Prompt:
Look for the string "ylabel" in every line, and copy each line that has it.
%%
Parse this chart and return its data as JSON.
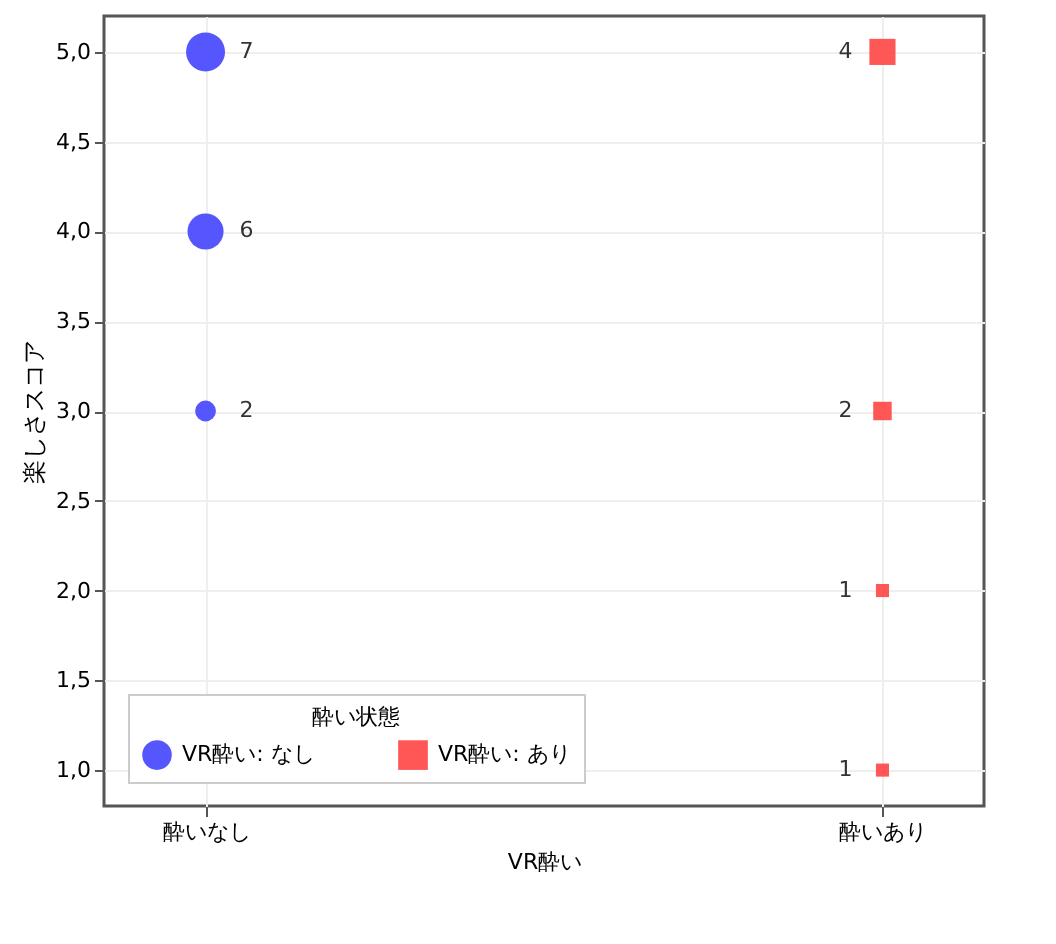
{
  "chart_data": {
    "type": "bubble",
    "xlabel": "VR酔い",
    "ylabel": "楽しさスコア",
    "legend_title": "酔い状態",
    "categories": [
      "酔いなし",
      "酔いあり"
    ],
    "series": [
      {
        "name": "VR酔い: なし",
        "color": "#4444ff",
        "marker": "circle",
        "x": [
          "酔いなし",
          "酔いなし",
          "酔いなし"
        ],
        "values": [
          5,
          4,
          3
        ],
        "sizes": [
          7,
          6,
          2
        ],
        "value_labels": [
          "7",
          "6",
          "2"
        ]
      },
      {
        "name": "VR酔い: あり",
        "color": "#ff4444",
        "marker": "square",
        "x": [
          "酔いあり",
          "酔いあり",
          "酔いあり",
          "酔いあり"
        ],
        "values": [
          5,
          3,
          2,
          1
        ],
        "sizes": [
          4,
          2,
          1,
          1
        ],
        "value_labels": [
          "4",
          "2",
          "1",
          "1"
        ]
      }
    ],
    "ylim": [
      0.8,
      5.2
    ],
    "yticks": [
      {
        "value": 1,
        "label": "1,0"
      },
      {
        "value": 1.5,
        "label": "1,5"
      },
      {
        "value": 2,
        "label": "2,0"
      },
      {
        "value": 2.5,
        "label": "2,5"
      },
      {
        "value": 3,
        "label": "3,0"
      },
      {
        "value": 3.5,
        "label": "3,5"
      },
      {
        "value": 4,
        "label": "4,0"
      },
      {
        "value": 4.5,
        "label": "4,5"
      },
      {
        "value": 5,
        "label": "5,0"
      }
    ],
    "grid": true,
    "legend": "bottom"
  }
}
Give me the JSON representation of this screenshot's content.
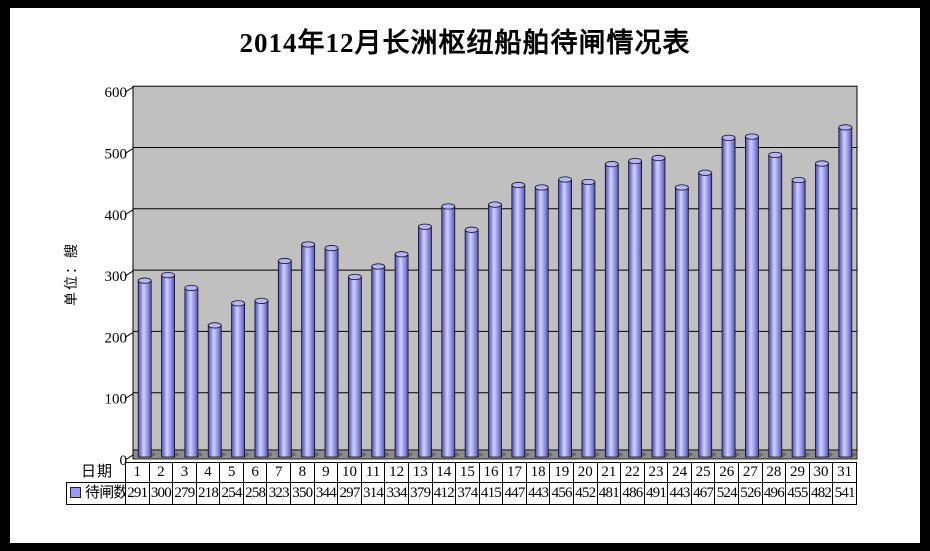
{
  "window": {
    "background": "#ffffff",
    "frame_color": "#000000"
  },
  "chart_data": {
    "type": "bar",
    "bar_shape": "cylinder-3d",
    "title": "2014年12月长洲枢纽船舶待闸情况表",
    "xlabel": "日期",
    "ylabel": "单位：艘",
    "categories": [
      "1",
      "2",
      "3",
      "4",
      "5",
      "6",
      "7",
      "8",
      "9",
      "10",
      "11",
      "12",
      "13",
      "14",
      "15",
      "16",
      "17",
      "18",
      "19",
      "20",
      "21",
      "22",
      "23",
      "24",
      "25",
      "26",
      "27",
      "28",
      "29",
      "30",
      "31"
    ],
    "series": [
      {
        "name": "待闸数",
        "values": [
          291,
          300,
          279,
          218,
          254,
          258,
          323,
          350,
          344,
          297,
          314,
          334,
          379,
          412,
          374,
          415,
          447,
          443,
          456,
          452,
          481,
          486,
          491,
          443,
          467,
          524,
          526,
          496,
          455,
          482,
          541
        ]
      }
    ],
    "ylim": [
      0,
      600
    ],
    "yticks": [
      0,
      100,
      200,
      300,
      400,
      500,
      600
    ],
    "grid": true,
    "legend_position": "bottom-table-row",
    "plot_bg": "#c0c0c0",
    "floor_color": "#8c8c8c",
    "gridline_color": "#000000",
    "bar_color": "#9999ff",
    "bar_edge_color": "#50509e",
    "bar_highlight_color": "#d2d2ff",
    "bar_top_color": "#b5b5f5",
    "bar_shadow_color": "#686868"
  }
}
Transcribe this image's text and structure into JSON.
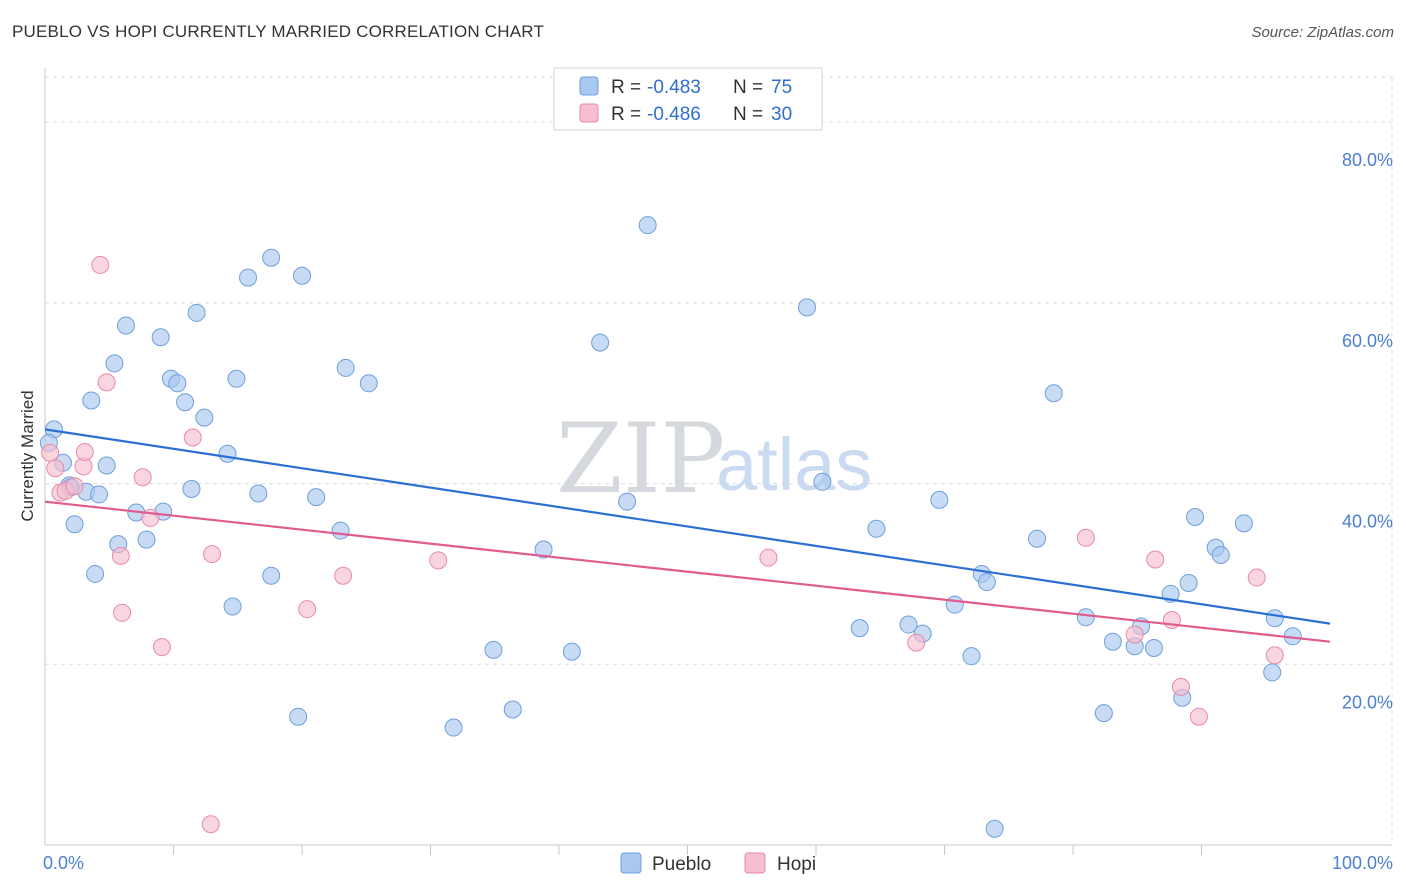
{
  "header": {
    "title": "PUEBLO VS HOPI CURRENTLY MARRIED CORRELATION CHART",
    "source": "Source: ZipAtlas.com"
  },
  "watermark": {
    "zip": "ZIP",
    "atlas": "atlas"
  },
  "colors": {
    "pueblo_fill": "#a9c8ef",
    "pueblo_stroke": "#6f9fdc",
    "pueblo_line": "#2b6fd4",
    "hopi_fill": "#f6bfd0",
    "hopi_stroke": "#e98aa8",
    "hopi_line": "#e05c8f",
    "grid": "#dcdcdc",
    "tick_text": "#4a7fd1"
  },
  "legend": {
    "rows": [
      {
        "r_label": "R =",
        "r_value": "-0.483",
        "n_label": "N =",
        "n_value": "75"
      },
      {
        "r_label": "R =",
        "r_value": "-0.486",
        "n_label": "N =",
        "n_value": "30"
      }
    ]
  },
  "chart_data": {
    "type": "scatter",
    "title": "PUEBLO VS HOPI CURRENTLY MARRIED CORRELATION CHART",
    "xlabel": "",
    "ylabel": "Currently Married",
    "xlim": [
      0,
      100
    ],
    "ylim": [
      0,
      85
    ],
    "x_tick_labels": [
      "0.0%",
      "100.0%"
    ],
    "y_ticks": [
      20,
      40,
      60,
      80
    ],
    "y_tick_labels": [
      "20.0%",
      "40.0%",
      "60.0%",
      "80.0%"
    ],
    "grid": true,
    "legend_position": "top-center",
    "series": [
      {
        "name": "Pueblo",
        "trend": [
          [
            0,
            46.0
          ],
          [
            100,
            24.5
          ]
        ],
        "points": [
          [
            0.7,
            46.0
          ],
          [
            1.4,
            42.3
          ],
          [
            1.9,
            39.8
          ],
          [
            2.3,
            35.5
          ],
          [
            3.2,
            39.1
          ],
          [
            3.6,
            49.2
          ],
          [
            3.9,
            30.0
          ],
          [
            4.2,
            38.8
          ],
          [
            4.8,
            42.0
          ],
          [
            5.4,
            53.3
          ],
          [
            5.7,
            33.3
          ],
          [
            6.3,
            57.5
          ],
          [
            7.1,
            36.8
          ],
          [
            7.9,
            33.8
          ],
          [
            9.0,
            56.2
          ],
          [
            9.2,
            36.9
          ],
          [
            9.8,
            51.6
          ],
          [
            10.3,
            51.1
          ],
          [
            10.9,
            49.0
          ],
          [
            11.4,
            39.4
          ],
          [
            11.8,
            58.9
          ],
          [
            12.4,
            47.3
          ],
          [
            14.2,
            43.3
          ],
          [
            14.6,
            26.4
          ],
          [
            14.9,
            51.6
          ],
          [
            15.8,
            62.8
          ],
          [
            16.6,
            38.9
          ],
          [
            17.6,
            65.0
          ],
          [
            17.6,
            29.8
          ],
          [
            19.7,
            14.2
          ],
          [
            20.0,
            63.0
          ],
          [
            21.1,
            38.5
          ],
          [
            23.0,
            34.8
          ],
          [
            23.4,
            52.8
          ],
          [
            25.2,
            51.1
          ],
          [
            31.8,
            13.0
          ],
          [
            34.9,
            21.6
          ],
          [
            36.4,
            15.0
          ],
          [
            38.8,
            32.7
          ],
          [
            41.0,
            21.4
          ],
          [
            43.2,
            55.6
          ],
          [
            45.3,
            38.0
          ],
          [
            46.9,
            68.6
          ],
          [
            59.3,
            59.5
          ],
          [
            60.5,
            40.2
          ],
          [
            63.4,
            24.0
          ],
          [
            64.7,
            35.0
          ],
          [
            67.2,
            24.4
          ],
          [
            68.3,
            23.4
          ],
          [
            69.6,
            38.2
          ],
          [
            70.8,
            26.6
          ],
          [
            72.1,
            20.9
          ],
          [
            72.9,
            30.0
          ],
          [
            73.3,
            29.1
          ],
          [
            73.9,
            1.8
          ],
          [
            77.2,
            33.9
          ],
          [
            78.5,
            50.0
          ],
          [
            81.0,
            25.2
          ],
          [
            82.4,
            14.6
          ],
          [
            83.1,
            22.5
          ],
          [
            84.8,
            22.0
          ],
          [
            85.3,
            24.2
          ],
          [
            86.3,
            21.8
          ],
          [
            87.6,
            27.8
          ],
          [
            88.5,
            16.3
          ],
          [
            89.0,
            29.0
          ],
          [
            89.5,
            36.3
          ],
          [
            91.1,
            32.9
          ],
          [
            91.5,
            32.1
          ],
          [
            93.3,
            35.6
          ],
          [
            95.5,
            19.1
          ],
          [
            95.7,
            25.1
          ],
          [
            97.1,
            23.1
          ],
          [
            0.3,
            44.5
          ],
          [
            2.0,
            39.6
          ]
        ]
      },
      {
        "name": "Hopi",
        "trend": [
          [
            0,
            38.0
          ],
          [
            100,
            22.5
          ]
        ],
        "points": [
          [
            0.4,
            43.4
          ],
          [
            0.8,
            41.7
          ],
          [
            1.2,
            39.0
          ],
          [
            1.6,
            39.2
          ],
          [
            2.3,
            39.7
          ],
          [
            3.0,
            41.9
          ],
          [
            3.1,
            43.5
          ],
          [
            4.3,
            64.2
          ],
          [
            4.8,
            51.2
          ],
          [
            5.9,
            32.0
          ],
          [
            6.0,
            25.7
          ],
          [
            7.6,
            40.7
          ],
          [
            8.2,
            36.2
          ],
          [
            9.1,
            21.9
          ],
          [
            11.5,
            45.1
          ],
          [
            12.9,
            2.3
          ],
          [
            13.0,
            32.2
          ],
          [
            20.4,
            26.1
          ],
          [
            23.2,
            29.8
          ],
          [
            30.6,
            31.5
          ],
          [
            56.3,
            31.8
          ],
          [
            67.8,
            22.4
          ],
          [
            81.0,
            34.0
          ],
          [
            84.8,
            23.3
          ],
          [
            86.4,
            31.6
          ],
          [
            87.7,
            24.9
          ],
          [
            88.4,
            17.5
          ],
          [
            89.8,
            14.2
          ],
          [
            94.3,
            29.6
          ],
          [
            95.7,
            21.0
          ]
        ]
      }
    ]
  },
  "bottom_legend": [
    {
      "label": "Pueblo"
    },
    {
      "label": "Hopi"
    }
  ]
}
%%
Answer to the task:
    "ylabel": "楽しさスコア",
    "ylabel": "单位：艘",
    "ylabel": "Currently Married",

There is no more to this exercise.